_Objective:_ Identify the lines bearing the string "true" and gather them.

Records from a collection of figures:
-- Begin --

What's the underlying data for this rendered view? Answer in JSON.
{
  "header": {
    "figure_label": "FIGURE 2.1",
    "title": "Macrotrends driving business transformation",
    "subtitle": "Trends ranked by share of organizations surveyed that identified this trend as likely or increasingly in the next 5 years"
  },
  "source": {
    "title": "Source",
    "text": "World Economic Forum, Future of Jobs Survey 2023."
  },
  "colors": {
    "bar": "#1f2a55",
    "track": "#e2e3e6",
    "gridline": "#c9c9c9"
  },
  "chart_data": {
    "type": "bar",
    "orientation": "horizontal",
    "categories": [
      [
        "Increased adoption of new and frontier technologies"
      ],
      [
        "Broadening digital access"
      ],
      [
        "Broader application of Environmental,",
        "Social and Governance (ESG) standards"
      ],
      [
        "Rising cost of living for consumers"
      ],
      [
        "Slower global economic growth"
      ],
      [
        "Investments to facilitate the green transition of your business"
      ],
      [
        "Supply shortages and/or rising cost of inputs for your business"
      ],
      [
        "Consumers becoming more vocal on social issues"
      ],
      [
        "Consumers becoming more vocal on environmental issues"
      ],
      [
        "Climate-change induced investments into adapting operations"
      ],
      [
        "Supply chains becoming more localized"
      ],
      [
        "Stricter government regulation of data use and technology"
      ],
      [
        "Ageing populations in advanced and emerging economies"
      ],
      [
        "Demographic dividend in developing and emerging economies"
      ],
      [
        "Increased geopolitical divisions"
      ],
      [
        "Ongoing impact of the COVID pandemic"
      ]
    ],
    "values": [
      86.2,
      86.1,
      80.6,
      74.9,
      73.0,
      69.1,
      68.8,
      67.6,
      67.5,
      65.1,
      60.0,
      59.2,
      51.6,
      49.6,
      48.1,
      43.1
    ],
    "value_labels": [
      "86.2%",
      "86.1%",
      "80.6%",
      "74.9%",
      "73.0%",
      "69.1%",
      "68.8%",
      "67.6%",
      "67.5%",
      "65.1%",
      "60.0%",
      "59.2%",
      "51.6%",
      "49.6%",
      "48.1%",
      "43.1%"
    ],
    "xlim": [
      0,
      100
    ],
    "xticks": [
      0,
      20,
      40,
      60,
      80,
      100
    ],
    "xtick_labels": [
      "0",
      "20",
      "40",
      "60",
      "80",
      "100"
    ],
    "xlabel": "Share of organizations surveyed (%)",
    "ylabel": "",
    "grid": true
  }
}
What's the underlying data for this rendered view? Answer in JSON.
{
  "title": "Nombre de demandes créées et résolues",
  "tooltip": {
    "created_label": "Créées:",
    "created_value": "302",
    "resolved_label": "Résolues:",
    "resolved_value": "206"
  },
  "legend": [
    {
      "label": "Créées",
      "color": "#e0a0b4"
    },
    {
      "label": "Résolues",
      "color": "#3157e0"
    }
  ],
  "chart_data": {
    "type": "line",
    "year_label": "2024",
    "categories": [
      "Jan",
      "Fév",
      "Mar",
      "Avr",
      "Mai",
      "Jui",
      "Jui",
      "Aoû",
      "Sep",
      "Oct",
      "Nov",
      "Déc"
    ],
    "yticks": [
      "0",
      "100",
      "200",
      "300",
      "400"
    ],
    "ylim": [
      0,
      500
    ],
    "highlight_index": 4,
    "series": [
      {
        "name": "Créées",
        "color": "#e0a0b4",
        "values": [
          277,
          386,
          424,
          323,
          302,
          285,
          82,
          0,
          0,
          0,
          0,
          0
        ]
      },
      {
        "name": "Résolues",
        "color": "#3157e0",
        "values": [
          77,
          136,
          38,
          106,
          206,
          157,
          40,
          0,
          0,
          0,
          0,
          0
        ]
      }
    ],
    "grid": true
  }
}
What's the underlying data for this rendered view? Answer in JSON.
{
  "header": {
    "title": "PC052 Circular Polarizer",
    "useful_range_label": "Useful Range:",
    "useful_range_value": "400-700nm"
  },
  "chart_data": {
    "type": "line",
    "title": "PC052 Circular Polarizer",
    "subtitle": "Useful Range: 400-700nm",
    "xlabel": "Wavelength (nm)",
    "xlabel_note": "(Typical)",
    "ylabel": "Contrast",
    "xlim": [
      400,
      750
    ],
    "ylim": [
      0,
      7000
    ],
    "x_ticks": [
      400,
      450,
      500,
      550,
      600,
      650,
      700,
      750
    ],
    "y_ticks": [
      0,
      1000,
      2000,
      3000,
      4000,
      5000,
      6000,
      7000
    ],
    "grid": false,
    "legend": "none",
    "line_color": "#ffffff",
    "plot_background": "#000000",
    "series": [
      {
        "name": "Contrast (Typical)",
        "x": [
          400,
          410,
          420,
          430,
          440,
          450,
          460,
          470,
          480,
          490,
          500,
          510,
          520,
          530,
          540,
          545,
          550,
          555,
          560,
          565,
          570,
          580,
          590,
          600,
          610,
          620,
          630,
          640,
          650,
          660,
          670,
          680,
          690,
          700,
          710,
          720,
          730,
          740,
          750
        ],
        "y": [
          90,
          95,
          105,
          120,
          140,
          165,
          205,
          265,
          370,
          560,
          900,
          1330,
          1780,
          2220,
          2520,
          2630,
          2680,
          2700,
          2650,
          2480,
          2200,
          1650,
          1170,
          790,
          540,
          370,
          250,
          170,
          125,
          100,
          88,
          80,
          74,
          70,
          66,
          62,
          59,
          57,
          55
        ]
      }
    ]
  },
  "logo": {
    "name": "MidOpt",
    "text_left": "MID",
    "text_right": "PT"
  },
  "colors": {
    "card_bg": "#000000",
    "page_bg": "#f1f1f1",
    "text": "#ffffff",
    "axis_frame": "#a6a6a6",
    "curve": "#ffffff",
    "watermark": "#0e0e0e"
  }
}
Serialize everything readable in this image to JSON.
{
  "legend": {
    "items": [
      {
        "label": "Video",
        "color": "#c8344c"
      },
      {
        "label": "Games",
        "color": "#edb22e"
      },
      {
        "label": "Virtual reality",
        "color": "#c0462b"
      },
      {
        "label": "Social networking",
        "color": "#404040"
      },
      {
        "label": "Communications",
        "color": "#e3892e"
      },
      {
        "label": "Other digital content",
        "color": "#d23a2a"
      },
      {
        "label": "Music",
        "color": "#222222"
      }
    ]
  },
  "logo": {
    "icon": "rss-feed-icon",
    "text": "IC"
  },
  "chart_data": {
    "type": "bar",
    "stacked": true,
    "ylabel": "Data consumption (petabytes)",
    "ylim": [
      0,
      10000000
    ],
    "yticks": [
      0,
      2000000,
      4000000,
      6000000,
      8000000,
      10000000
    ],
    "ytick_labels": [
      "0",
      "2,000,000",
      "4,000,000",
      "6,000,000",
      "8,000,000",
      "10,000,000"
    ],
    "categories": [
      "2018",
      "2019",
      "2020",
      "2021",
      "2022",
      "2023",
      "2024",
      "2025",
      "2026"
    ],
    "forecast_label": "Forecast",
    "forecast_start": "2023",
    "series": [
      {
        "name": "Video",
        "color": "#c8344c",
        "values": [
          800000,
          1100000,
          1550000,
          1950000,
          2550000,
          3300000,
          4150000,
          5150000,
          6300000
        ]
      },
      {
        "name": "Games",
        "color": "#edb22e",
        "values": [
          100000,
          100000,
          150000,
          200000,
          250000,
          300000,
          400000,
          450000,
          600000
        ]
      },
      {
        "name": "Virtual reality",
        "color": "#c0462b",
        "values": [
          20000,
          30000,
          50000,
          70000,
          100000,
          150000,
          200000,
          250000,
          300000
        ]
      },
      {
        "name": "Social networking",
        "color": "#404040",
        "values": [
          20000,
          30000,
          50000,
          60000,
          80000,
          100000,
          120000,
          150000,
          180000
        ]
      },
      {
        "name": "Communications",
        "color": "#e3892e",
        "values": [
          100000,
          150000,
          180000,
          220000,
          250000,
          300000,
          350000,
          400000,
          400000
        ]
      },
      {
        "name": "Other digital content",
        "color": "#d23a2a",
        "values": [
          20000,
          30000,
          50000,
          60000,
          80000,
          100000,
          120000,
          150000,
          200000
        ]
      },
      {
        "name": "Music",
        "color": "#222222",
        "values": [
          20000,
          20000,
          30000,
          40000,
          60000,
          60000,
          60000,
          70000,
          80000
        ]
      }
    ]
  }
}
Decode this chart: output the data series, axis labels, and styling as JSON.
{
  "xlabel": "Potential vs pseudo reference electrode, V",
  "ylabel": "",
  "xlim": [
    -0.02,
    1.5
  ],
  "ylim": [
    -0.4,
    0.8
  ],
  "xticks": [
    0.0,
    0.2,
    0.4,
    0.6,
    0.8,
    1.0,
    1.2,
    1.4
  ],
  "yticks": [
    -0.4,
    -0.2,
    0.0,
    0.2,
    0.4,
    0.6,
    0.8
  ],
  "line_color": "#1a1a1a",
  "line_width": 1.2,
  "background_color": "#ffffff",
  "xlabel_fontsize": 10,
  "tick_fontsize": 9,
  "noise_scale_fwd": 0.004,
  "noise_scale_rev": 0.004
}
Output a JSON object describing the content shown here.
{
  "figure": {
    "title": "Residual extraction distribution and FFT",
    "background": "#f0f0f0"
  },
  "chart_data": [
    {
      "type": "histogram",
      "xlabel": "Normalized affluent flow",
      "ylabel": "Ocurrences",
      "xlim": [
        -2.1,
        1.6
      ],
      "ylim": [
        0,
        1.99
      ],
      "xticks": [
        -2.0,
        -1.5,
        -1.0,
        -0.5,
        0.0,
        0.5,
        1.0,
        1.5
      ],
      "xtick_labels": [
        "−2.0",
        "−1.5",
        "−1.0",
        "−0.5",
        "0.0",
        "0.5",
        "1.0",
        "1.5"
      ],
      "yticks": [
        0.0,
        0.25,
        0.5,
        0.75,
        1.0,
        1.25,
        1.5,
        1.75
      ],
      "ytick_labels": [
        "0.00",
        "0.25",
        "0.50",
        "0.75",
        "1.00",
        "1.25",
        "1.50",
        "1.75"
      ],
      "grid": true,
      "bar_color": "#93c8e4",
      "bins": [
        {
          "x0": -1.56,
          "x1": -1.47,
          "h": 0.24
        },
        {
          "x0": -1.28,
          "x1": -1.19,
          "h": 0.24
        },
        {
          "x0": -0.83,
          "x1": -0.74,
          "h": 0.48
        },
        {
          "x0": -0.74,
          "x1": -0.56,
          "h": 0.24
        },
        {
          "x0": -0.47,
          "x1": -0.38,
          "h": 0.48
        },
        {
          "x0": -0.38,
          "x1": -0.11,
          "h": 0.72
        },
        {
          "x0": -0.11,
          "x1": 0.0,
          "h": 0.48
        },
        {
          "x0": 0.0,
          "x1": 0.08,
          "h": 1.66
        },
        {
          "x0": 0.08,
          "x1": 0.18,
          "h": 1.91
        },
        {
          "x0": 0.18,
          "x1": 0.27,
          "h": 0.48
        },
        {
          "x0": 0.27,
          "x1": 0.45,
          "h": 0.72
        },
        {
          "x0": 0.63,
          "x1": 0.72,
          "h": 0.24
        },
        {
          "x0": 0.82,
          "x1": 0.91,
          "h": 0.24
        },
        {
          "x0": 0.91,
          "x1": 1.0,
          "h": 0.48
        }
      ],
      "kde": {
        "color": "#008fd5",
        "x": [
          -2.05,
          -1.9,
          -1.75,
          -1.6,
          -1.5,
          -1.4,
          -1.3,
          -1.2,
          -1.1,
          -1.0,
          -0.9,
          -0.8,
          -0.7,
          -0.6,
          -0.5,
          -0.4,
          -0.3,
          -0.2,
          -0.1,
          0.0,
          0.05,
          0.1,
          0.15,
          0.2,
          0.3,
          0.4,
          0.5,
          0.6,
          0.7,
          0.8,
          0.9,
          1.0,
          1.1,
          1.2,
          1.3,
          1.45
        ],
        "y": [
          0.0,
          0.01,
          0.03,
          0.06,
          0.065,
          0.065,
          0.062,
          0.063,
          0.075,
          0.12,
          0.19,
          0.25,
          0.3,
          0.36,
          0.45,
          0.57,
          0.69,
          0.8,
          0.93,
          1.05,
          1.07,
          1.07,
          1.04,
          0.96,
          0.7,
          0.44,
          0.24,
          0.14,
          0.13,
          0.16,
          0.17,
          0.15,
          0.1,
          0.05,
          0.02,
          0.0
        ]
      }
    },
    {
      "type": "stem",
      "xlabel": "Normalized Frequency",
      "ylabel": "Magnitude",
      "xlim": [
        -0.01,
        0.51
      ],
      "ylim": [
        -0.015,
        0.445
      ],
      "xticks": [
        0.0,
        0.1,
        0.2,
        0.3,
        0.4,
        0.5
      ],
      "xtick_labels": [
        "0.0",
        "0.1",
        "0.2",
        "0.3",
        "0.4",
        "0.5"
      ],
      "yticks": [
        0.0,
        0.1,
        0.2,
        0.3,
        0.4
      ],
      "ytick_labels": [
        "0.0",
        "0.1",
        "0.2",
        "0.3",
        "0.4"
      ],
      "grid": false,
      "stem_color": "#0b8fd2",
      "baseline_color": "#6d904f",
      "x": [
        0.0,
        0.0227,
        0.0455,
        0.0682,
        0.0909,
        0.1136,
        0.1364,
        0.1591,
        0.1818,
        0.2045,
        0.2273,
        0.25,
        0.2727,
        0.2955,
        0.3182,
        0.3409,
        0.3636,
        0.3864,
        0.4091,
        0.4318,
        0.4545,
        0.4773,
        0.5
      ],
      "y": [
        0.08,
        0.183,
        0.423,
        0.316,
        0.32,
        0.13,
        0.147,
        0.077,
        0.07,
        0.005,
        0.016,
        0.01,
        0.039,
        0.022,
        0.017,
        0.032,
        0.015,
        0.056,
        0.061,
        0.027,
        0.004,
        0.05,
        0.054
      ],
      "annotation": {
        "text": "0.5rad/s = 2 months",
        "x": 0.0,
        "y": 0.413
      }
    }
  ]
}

-- End --

_Result of this task:_
    "grid": true
    "grid": true
    "stacked": true,
      "grid": true,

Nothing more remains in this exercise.